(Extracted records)

+++

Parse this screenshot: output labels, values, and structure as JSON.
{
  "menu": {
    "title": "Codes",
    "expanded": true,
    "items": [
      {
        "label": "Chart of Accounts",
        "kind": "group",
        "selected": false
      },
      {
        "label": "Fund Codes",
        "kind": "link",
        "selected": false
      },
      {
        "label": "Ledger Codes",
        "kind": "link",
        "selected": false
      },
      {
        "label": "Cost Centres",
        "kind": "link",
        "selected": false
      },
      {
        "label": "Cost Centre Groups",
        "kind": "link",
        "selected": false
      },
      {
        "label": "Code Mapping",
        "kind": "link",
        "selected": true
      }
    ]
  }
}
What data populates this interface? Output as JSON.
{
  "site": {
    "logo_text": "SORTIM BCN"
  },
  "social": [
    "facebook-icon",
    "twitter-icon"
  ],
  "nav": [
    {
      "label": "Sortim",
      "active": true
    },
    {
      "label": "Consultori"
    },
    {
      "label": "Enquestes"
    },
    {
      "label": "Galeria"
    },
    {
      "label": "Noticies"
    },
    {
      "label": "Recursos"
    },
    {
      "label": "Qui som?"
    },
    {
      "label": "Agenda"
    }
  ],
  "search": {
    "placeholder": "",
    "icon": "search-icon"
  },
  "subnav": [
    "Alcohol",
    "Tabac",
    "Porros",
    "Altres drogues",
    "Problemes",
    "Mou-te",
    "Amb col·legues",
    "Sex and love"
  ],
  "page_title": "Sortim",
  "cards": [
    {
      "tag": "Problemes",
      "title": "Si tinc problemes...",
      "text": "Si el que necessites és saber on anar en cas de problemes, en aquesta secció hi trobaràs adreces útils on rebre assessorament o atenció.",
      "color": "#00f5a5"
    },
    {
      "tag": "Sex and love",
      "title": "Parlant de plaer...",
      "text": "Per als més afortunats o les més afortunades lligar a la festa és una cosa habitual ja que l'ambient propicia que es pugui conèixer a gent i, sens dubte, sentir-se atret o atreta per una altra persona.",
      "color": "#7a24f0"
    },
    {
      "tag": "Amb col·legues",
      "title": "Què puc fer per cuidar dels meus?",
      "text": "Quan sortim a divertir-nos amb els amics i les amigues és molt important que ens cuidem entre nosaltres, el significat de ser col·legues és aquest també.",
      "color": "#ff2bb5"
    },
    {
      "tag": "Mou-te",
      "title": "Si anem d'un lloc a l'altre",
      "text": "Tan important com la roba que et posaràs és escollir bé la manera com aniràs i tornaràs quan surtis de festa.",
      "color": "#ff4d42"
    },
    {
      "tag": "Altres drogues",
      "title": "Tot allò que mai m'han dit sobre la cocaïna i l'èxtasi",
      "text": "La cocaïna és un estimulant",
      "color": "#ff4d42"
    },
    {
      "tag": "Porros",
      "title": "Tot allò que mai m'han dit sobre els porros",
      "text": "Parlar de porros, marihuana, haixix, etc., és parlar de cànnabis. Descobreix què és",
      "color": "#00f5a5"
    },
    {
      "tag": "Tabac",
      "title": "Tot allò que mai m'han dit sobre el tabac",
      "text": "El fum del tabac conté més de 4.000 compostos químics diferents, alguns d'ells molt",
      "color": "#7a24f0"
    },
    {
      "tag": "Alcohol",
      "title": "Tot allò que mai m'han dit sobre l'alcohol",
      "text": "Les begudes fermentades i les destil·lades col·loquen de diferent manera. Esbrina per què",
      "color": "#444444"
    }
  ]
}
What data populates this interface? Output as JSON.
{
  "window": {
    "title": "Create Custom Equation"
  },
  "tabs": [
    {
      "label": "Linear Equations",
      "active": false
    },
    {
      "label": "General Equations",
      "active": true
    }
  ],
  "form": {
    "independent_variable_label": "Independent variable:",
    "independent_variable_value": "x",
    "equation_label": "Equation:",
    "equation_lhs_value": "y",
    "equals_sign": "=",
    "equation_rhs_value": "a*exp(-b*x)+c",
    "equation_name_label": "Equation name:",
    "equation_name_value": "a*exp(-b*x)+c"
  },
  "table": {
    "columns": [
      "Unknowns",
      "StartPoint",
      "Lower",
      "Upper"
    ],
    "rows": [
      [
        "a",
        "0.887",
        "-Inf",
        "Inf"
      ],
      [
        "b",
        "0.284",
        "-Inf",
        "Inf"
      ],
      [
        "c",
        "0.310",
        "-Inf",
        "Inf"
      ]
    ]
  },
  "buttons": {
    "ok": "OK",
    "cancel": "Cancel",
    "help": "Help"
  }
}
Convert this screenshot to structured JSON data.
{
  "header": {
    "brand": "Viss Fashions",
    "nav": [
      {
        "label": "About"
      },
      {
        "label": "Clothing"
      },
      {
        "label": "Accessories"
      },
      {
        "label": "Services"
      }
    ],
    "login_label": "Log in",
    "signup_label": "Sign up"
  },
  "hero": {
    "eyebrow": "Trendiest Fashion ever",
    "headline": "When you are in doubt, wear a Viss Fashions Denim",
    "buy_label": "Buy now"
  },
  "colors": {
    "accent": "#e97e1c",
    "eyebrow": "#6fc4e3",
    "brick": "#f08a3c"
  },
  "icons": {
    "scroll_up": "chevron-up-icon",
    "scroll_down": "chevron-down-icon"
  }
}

+++

**Work to complete**
Copy out every line from the material above in which the word "true" appears.

**Written solution**
    "expanded": true,
        "selected": true
      "active": true
      "active": true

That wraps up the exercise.